§ Your objective
Locate the line containing "Read out every word on this page." in the entries below, then retype it and every later line exactly, leaving out pictures.

§ Material provided
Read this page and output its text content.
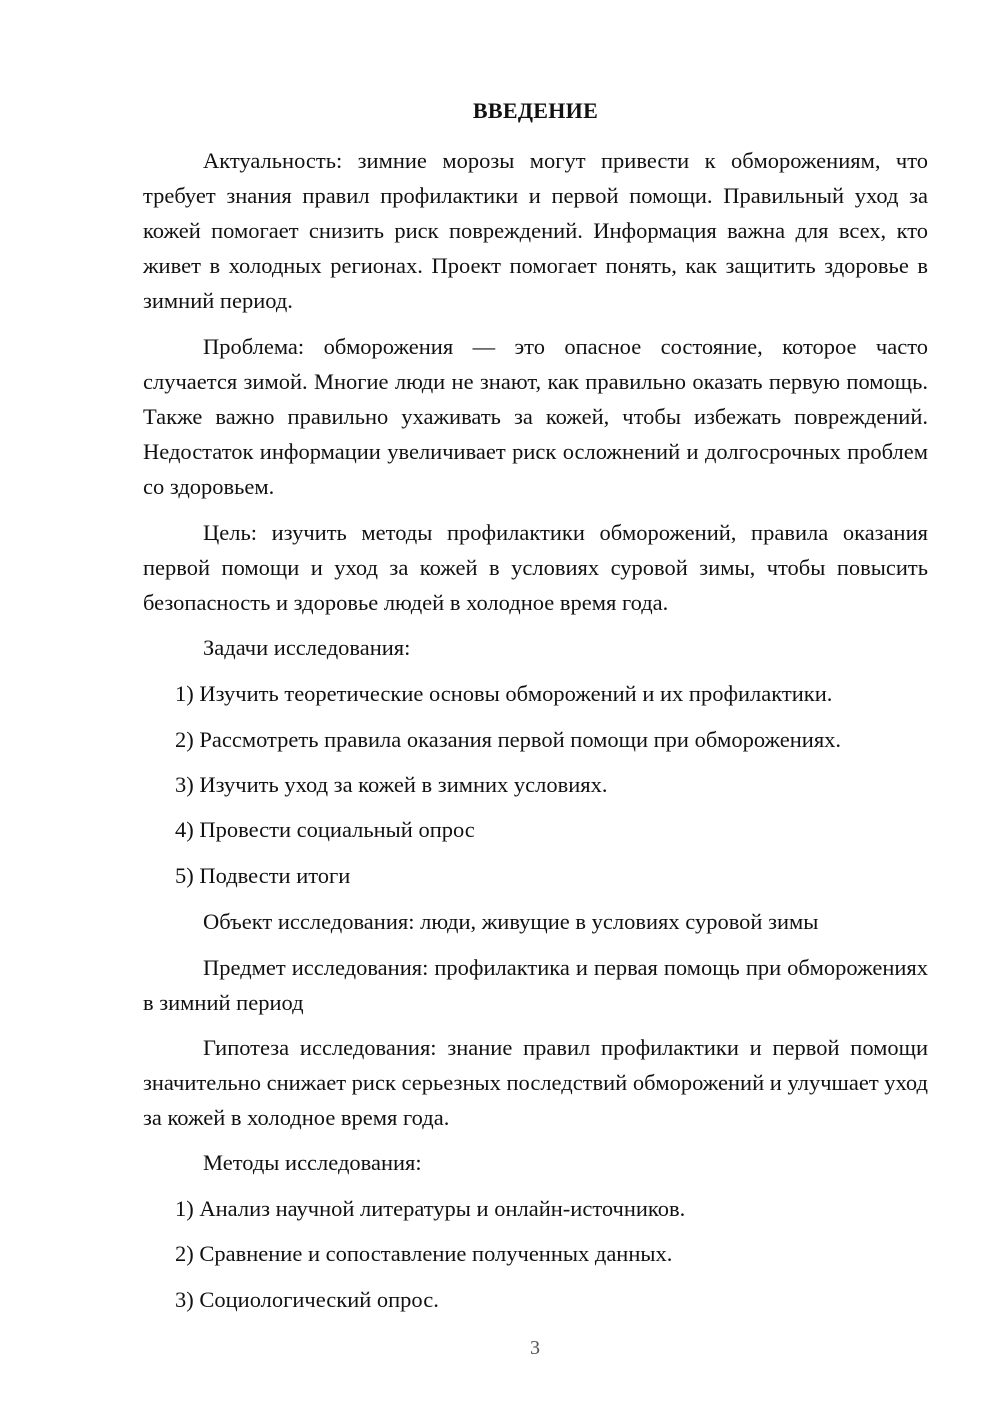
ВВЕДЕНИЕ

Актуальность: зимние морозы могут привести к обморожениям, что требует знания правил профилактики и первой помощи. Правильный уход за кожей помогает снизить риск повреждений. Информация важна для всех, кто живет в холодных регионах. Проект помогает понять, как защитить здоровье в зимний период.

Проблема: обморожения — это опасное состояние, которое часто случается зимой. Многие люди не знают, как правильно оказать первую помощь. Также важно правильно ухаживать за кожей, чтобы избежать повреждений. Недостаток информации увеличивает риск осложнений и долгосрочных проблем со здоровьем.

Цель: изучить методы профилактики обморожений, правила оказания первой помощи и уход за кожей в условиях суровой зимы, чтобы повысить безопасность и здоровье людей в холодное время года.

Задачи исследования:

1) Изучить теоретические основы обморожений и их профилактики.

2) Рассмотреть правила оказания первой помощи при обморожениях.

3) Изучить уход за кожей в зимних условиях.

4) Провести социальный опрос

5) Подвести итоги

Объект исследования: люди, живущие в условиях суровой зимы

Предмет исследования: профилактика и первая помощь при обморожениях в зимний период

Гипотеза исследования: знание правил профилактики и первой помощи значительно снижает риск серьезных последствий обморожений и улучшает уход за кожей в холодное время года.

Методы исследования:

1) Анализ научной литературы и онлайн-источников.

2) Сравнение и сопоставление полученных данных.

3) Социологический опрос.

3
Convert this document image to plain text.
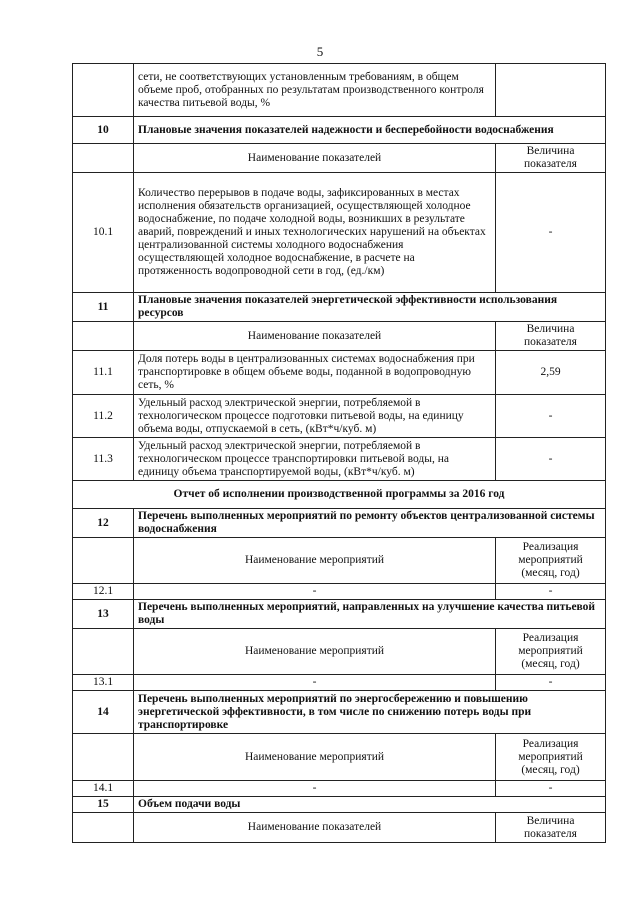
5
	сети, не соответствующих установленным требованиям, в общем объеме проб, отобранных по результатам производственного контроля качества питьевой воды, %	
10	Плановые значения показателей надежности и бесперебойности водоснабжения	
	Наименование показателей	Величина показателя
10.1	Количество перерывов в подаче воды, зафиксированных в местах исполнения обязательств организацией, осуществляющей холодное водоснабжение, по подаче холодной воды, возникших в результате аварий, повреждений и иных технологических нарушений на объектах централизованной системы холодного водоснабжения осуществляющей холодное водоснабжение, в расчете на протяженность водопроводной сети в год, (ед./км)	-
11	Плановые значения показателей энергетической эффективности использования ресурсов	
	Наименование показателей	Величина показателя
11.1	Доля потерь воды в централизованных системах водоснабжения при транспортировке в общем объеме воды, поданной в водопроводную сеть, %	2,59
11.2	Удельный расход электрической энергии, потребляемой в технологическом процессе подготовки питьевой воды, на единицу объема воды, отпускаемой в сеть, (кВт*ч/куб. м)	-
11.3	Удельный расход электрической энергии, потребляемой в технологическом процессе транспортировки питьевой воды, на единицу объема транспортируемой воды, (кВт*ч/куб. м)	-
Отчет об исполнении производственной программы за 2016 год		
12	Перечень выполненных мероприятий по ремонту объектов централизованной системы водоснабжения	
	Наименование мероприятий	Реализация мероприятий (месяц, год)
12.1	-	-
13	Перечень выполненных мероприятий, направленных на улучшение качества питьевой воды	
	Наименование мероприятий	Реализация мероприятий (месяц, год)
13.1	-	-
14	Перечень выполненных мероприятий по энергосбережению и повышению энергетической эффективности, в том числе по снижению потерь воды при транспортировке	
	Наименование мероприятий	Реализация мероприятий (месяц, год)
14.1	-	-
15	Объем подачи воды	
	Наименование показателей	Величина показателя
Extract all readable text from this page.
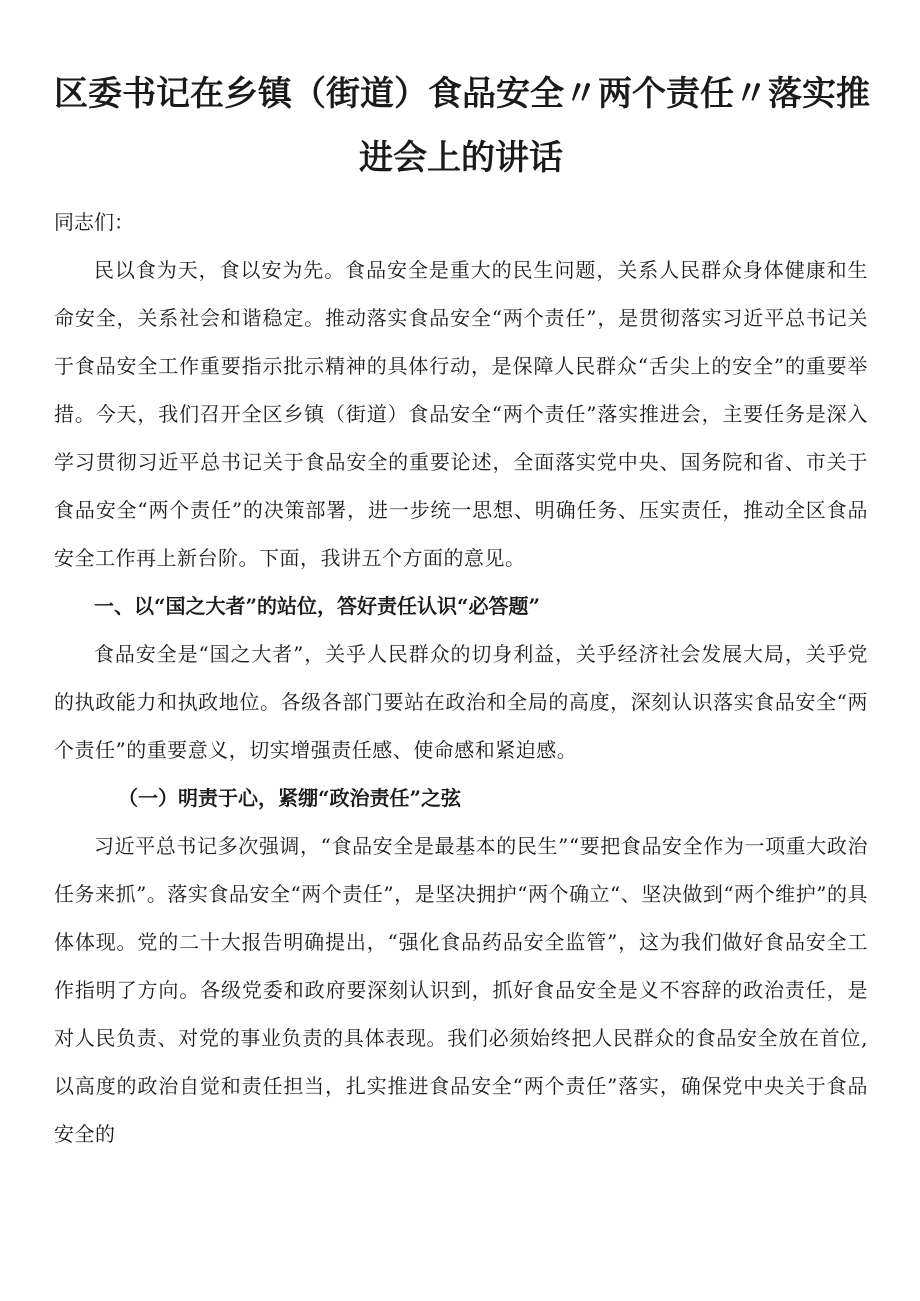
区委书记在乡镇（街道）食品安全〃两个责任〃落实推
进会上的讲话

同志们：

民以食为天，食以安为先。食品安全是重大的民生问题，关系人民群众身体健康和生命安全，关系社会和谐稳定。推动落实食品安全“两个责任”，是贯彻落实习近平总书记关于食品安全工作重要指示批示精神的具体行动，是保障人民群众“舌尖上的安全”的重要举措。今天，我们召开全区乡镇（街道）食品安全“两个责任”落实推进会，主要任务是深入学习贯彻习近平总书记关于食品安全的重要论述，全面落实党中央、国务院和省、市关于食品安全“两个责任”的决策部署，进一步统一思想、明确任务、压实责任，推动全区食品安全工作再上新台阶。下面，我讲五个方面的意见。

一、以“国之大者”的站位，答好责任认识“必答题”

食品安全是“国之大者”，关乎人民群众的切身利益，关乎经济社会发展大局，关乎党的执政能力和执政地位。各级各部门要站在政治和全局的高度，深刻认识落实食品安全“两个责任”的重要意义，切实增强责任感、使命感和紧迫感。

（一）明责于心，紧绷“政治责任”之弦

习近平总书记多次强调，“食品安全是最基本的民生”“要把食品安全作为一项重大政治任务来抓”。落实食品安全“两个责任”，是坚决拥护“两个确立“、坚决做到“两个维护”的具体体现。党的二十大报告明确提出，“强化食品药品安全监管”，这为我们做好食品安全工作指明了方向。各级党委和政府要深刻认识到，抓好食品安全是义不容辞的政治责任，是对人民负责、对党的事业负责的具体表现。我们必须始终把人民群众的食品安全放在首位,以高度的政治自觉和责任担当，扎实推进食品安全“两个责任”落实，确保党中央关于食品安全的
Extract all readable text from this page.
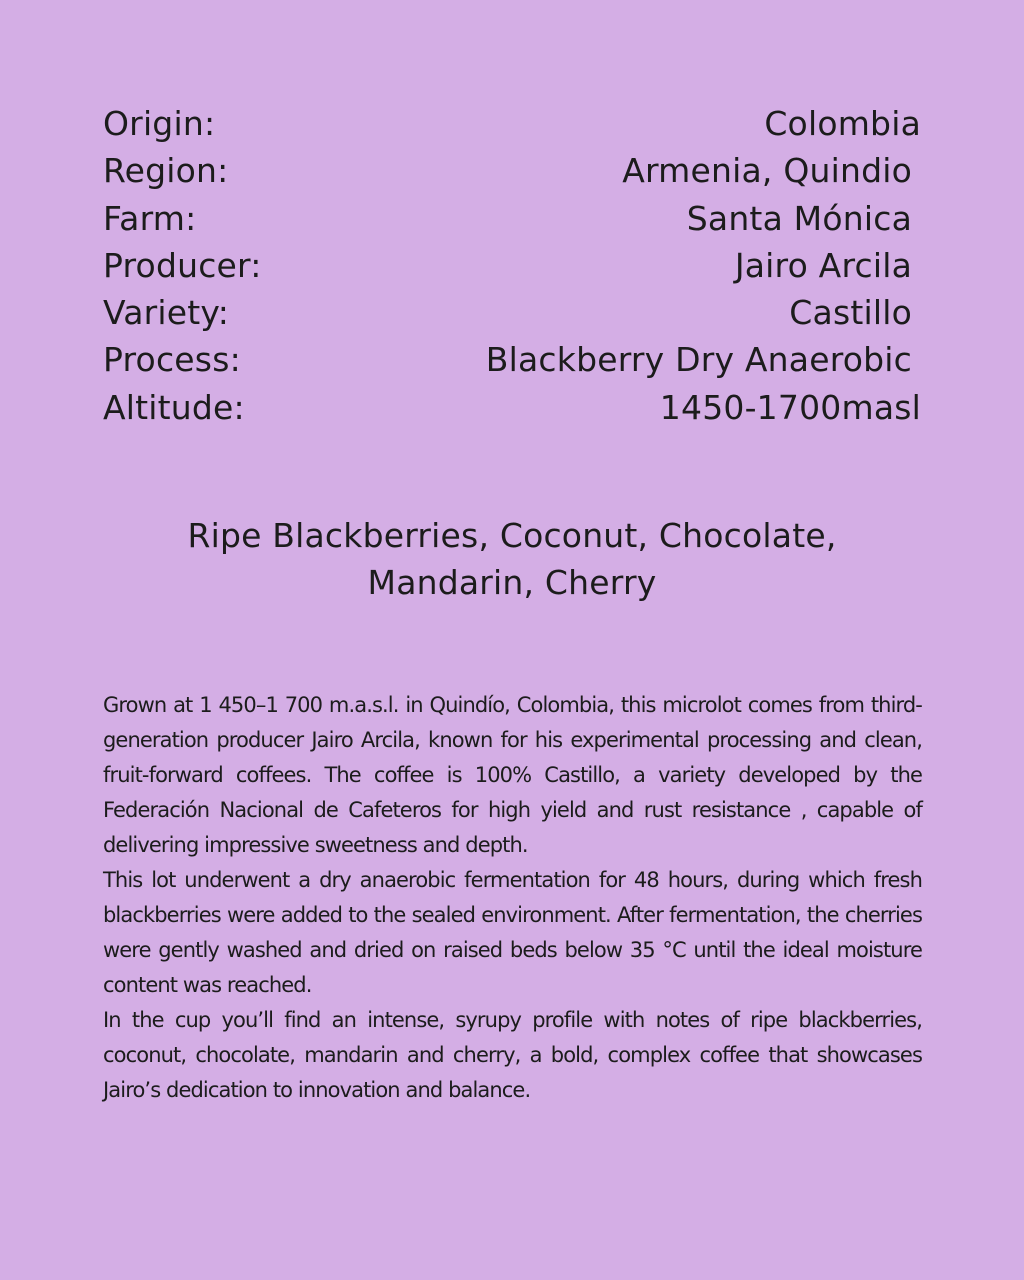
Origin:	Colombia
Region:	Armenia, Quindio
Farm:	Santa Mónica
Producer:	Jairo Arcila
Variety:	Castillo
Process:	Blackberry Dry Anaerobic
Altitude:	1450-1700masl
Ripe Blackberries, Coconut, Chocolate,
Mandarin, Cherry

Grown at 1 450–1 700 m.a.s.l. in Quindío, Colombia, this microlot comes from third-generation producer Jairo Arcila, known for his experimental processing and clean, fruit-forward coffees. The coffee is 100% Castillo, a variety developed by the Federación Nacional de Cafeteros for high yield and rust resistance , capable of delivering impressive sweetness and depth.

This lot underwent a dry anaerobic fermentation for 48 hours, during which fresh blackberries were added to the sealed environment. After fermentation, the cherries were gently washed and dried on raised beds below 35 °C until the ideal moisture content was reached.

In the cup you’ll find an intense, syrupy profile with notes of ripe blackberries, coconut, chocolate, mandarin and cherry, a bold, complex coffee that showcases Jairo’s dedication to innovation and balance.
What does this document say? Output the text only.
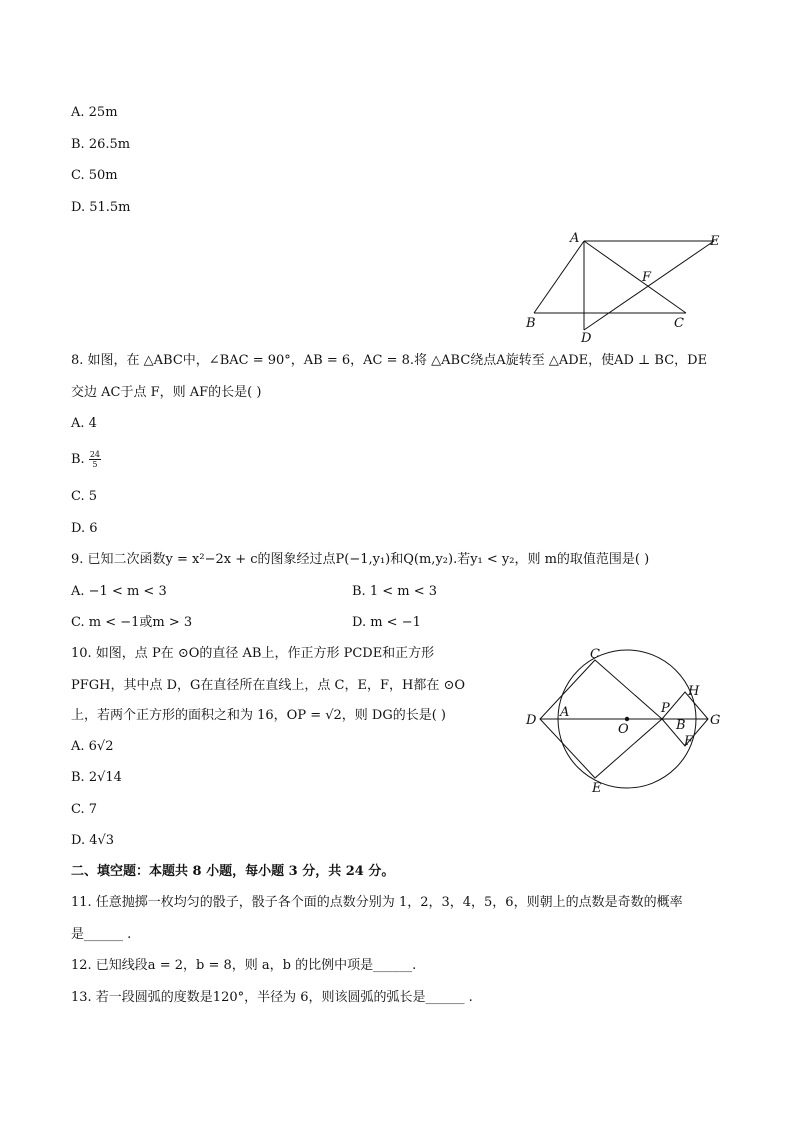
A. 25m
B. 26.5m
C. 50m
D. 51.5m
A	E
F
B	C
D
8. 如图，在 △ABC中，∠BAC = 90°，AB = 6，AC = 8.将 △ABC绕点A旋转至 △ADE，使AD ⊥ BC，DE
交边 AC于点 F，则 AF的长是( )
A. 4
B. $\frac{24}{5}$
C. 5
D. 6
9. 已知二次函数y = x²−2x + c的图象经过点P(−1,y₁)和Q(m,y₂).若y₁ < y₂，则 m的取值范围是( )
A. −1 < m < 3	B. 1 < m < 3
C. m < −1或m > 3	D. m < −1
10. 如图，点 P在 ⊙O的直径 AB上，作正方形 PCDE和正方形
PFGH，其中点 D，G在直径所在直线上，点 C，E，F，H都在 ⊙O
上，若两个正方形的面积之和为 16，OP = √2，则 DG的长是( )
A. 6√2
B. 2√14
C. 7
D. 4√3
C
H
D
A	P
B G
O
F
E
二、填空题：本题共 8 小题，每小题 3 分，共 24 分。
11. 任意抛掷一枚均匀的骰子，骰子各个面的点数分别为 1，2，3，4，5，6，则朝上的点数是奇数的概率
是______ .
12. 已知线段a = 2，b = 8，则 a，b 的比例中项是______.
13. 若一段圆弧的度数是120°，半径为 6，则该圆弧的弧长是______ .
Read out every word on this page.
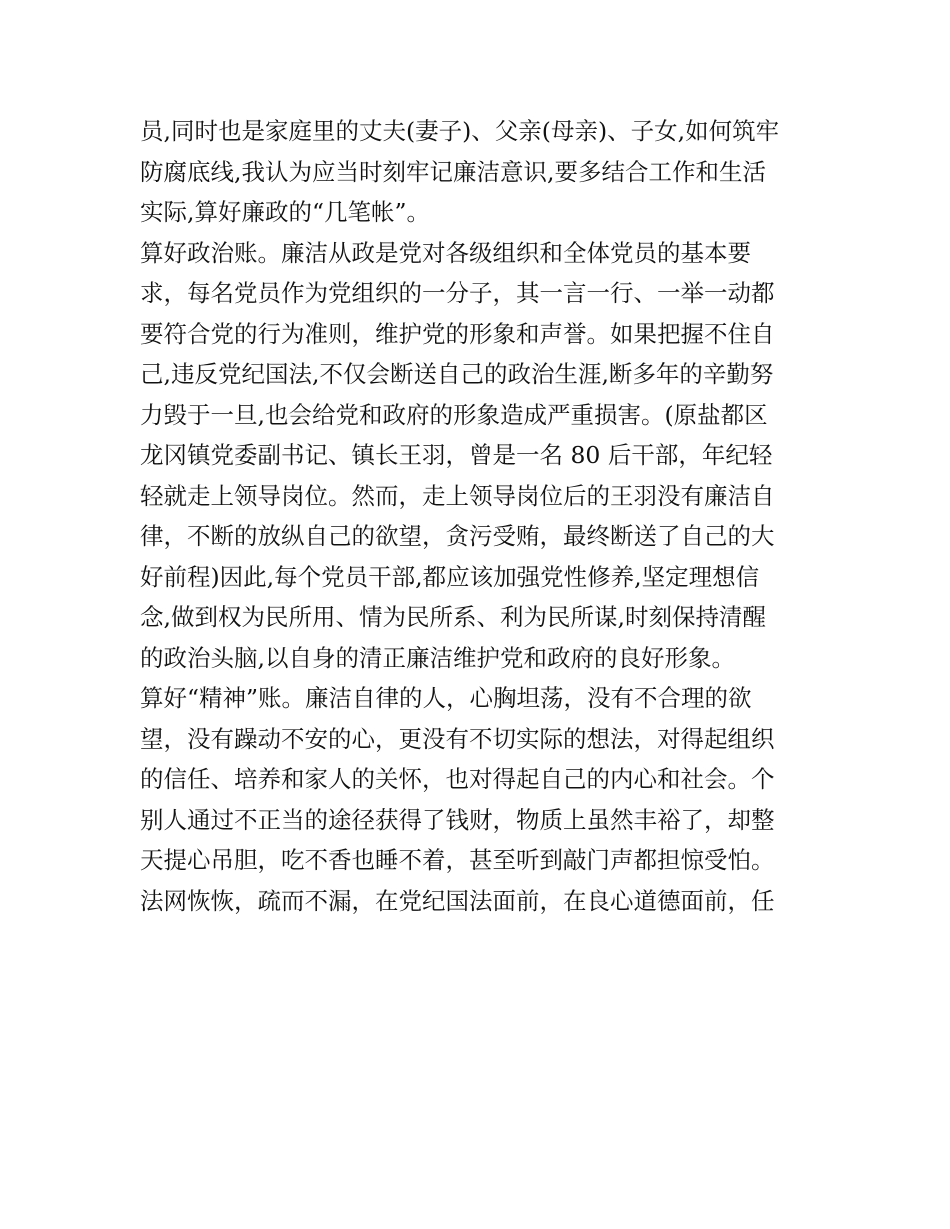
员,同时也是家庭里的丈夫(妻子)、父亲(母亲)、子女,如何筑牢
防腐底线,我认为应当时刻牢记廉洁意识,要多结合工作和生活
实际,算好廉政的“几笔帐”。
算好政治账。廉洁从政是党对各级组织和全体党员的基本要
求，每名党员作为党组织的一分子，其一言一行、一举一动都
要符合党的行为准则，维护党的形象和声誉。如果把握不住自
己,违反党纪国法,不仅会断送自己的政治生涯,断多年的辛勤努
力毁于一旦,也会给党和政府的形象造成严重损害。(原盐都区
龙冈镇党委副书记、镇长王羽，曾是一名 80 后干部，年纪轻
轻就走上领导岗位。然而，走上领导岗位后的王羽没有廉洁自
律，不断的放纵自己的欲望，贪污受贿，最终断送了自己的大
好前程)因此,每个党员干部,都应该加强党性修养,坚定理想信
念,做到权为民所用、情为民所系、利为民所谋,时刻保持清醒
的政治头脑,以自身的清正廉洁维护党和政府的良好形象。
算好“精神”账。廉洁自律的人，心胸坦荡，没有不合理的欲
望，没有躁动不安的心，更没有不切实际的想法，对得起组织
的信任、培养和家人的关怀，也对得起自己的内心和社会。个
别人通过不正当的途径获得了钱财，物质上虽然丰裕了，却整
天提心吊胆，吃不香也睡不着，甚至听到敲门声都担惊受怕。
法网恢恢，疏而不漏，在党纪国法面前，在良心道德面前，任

§ Answer to the task
Read out every word on this page.
员,同时也是家庭里的丈夫(妻子)、父亲(母亲)、子女,如何筑牢
防腐底线,我认为应当时刻牢记廉洁意识,要多结合工作和生活
实际,算好廉政的“几笔帐”。
算好政治账。廉洁从政是党对各级组织和全体党员的基本要
求，每名党员作为党组织的一分子，其一言一行、一举一动都
要符合党的行为准则，维护党的形象和声誉。如果把握不住自
己,违反党纪国法,不仅会断送自己的政治生涯,断多年的辛勤努
力毁于一旦,也会给党和政府的形象造成严重损害。(原盐都区
龙冈镇党委副书记、镇长王羽，曾是一名 80 后干部，年纪轻
轻就走上领导岗位。然而，走上领导岗位后的王羽没有廉洁自
律，不断的放纵自己的欲望，贪污受贿，最终断送了自己的大
好前程)因此,每个党员干部,都应该加强党性修养,坚定理想信
念,做到权为民所用、情为民所系、利为民所谋,时刻保持清醒
的政治头脑,以自身的清正廉洁维护党和政府的良好形象。
算好“精神”账。廉洁自律的人，心胸坦荡，没有不合理的欲
望，没有躁动不安的心，更没有不切实际的想法，对得起组织
的信任、培养和家人的关怀，也对得起自己的内心和社会。个
别人通过不正当的途径获得了钱财，物质上虽然丰裕了，却整
天提心吊胆，吃不香也睡不着，甚至听到敲门声都担惊受怕。
法网恢恢，疏而不漏，在党纪国法面前，在良心道德面前，任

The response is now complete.